### Problem statement
Show each line of the data below that has the string "JSON" in it.

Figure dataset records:
________
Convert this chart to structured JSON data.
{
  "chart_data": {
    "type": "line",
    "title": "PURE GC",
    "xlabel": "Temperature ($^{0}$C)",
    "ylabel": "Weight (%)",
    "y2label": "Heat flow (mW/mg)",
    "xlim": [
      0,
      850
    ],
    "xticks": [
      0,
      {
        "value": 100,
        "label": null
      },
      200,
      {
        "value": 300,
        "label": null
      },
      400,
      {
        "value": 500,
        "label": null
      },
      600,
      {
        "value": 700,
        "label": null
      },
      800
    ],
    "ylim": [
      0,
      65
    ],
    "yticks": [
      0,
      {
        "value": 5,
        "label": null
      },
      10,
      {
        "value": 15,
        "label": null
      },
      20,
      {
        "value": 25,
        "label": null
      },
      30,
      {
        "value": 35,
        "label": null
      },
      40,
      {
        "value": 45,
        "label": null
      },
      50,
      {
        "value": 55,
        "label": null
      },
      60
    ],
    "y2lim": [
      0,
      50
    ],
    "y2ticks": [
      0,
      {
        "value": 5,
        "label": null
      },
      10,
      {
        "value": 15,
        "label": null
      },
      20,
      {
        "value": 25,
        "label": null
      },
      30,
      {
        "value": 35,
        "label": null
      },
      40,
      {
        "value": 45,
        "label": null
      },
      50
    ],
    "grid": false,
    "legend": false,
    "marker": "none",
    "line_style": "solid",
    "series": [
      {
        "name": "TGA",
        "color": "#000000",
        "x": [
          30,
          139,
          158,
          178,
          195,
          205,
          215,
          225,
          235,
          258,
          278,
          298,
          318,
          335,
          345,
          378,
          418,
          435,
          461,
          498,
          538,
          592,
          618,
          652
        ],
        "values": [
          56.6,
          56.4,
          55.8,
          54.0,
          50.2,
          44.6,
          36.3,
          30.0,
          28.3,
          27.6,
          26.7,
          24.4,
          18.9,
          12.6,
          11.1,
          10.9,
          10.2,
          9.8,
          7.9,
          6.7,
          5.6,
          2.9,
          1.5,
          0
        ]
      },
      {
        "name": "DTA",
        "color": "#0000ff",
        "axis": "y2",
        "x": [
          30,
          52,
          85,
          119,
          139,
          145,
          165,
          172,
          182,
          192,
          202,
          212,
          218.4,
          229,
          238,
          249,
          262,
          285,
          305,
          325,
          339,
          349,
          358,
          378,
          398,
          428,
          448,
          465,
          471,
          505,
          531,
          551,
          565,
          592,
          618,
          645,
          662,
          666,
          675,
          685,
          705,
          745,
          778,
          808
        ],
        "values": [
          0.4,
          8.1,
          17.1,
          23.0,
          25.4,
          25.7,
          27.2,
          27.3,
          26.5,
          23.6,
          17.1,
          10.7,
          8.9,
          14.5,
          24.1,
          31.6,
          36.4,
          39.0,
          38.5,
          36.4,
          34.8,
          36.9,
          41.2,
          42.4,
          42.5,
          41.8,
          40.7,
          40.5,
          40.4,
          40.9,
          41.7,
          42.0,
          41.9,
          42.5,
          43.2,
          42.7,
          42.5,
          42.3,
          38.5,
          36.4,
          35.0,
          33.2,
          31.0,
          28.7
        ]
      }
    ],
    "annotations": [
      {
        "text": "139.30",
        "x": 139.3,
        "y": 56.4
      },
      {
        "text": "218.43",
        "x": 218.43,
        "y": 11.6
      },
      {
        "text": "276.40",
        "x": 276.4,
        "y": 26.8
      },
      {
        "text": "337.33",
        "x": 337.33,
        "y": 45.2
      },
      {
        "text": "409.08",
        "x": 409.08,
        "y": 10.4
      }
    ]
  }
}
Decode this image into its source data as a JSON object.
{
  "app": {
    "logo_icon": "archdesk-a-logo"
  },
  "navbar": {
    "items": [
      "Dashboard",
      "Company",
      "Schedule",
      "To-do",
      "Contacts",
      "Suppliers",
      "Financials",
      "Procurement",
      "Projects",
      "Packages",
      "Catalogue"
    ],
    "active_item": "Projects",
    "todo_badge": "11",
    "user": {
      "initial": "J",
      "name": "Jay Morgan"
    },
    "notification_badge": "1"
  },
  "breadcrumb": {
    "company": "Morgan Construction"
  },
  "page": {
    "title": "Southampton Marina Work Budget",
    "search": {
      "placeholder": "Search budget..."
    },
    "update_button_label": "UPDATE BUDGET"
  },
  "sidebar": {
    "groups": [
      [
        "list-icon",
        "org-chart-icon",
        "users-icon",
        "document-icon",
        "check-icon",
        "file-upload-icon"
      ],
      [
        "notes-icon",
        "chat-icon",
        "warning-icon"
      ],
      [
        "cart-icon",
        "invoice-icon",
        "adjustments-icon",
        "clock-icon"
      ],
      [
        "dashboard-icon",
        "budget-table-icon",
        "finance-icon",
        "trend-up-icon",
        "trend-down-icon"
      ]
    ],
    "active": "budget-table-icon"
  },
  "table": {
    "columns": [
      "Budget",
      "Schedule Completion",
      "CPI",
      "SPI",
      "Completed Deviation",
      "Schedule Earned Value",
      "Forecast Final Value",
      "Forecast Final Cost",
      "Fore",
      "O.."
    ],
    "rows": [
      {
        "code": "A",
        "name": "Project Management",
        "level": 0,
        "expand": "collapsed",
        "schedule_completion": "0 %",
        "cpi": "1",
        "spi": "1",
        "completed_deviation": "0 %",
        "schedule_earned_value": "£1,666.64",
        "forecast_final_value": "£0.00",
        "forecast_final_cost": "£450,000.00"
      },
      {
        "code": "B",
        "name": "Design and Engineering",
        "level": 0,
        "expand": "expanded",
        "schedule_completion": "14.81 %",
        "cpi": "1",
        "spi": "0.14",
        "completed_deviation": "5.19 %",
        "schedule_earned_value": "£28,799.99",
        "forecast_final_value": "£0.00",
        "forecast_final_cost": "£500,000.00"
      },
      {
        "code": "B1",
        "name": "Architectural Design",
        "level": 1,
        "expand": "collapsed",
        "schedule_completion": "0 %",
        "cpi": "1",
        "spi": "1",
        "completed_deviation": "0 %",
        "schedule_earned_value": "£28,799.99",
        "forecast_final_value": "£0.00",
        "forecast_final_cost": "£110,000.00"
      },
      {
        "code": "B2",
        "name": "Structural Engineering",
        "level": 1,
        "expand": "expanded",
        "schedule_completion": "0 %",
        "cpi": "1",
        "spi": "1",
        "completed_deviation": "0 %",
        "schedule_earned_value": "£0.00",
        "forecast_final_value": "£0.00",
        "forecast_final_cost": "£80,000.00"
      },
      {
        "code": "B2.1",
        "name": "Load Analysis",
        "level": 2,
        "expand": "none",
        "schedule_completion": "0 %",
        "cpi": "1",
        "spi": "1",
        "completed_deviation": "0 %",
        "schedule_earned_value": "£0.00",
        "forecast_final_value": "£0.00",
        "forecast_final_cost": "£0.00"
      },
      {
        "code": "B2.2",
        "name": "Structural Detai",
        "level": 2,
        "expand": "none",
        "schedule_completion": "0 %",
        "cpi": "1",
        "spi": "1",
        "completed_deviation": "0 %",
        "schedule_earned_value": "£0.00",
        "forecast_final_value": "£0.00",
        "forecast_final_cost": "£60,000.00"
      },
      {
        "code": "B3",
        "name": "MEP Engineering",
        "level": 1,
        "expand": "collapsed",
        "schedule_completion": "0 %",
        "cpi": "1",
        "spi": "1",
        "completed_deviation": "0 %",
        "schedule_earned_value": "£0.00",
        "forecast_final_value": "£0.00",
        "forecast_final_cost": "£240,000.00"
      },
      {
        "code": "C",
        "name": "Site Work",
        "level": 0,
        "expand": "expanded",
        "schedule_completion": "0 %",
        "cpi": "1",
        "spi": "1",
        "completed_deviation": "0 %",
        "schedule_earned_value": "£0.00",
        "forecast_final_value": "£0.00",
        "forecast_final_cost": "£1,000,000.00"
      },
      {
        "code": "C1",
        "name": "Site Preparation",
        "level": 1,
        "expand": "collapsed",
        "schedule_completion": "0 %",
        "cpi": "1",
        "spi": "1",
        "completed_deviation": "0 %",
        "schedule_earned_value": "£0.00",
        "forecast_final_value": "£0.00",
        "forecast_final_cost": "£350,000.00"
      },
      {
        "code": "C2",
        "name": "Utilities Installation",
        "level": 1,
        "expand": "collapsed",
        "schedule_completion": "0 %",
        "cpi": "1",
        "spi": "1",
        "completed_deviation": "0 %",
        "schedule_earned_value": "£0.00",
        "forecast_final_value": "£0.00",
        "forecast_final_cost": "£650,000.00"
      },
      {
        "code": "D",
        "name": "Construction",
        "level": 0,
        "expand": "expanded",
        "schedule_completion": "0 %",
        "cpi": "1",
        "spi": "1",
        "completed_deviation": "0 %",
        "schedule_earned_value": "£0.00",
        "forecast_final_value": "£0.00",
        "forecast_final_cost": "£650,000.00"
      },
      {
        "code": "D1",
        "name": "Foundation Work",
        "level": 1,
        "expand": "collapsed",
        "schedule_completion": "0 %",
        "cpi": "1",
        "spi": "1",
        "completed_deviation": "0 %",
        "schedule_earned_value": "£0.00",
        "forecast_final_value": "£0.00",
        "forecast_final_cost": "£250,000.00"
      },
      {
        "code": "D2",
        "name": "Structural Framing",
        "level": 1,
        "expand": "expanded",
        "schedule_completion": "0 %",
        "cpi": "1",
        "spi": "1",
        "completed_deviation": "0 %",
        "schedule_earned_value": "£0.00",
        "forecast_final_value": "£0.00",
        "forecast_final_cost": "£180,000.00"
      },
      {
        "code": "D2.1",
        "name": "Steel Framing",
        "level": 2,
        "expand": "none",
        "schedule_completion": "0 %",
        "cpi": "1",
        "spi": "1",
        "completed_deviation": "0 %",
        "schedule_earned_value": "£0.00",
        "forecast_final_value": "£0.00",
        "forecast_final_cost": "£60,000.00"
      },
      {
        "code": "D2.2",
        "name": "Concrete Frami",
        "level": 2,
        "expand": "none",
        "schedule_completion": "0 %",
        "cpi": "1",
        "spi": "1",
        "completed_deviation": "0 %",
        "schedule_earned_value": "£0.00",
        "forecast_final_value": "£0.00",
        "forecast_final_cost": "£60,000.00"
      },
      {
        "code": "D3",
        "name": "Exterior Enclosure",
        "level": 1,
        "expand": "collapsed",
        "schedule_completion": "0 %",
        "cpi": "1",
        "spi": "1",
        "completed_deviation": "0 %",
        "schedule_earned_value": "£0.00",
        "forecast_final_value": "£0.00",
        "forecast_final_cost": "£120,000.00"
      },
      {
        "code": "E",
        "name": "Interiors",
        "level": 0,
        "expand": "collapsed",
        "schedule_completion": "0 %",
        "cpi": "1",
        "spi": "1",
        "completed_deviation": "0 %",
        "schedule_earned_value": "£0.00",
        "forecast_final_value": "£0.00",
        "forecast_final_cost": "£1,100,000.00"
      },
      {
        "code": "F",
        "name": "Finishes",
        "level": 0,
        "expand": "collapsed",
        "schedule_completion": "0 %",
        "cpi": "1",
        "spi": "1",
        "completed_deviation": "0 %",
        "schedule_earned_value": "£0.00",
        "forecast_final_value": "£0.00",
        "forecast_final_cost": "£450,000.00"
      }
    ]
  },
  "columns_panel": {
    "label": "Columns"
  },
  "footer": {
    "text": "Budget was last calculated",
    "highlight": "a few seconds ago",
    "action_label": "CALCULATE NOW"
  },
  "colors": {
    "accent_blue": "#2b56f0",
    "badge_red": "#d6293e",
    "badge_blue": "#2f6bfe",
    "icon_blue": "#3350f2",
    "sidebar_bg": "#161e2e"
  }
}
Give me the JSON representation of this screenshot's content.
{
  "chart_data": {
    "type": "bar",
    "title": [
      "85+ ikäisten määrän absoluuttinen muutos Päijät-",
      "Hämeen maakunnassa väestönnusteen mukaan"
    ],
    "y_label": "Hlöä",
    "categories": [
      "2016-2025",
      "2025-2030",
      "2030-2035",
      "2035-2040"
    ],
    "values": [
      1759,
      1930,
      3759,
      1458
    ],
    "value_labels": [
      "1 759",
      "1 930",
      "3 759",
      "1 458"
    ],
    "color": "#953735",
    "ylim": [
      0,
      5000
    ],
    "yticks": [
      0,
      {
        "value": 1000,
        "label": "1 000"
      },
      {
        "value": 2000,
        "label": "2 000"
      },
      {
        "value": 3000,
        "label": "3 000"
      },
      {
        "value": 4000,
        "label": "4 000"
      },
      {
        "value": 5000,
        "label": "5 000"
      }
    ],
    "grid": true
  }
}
________
### Expected output
Convert this chart to structured JSON data.
Decode this image into its source data as a JSON object.
Give me the JSON representation of this screenshot's content.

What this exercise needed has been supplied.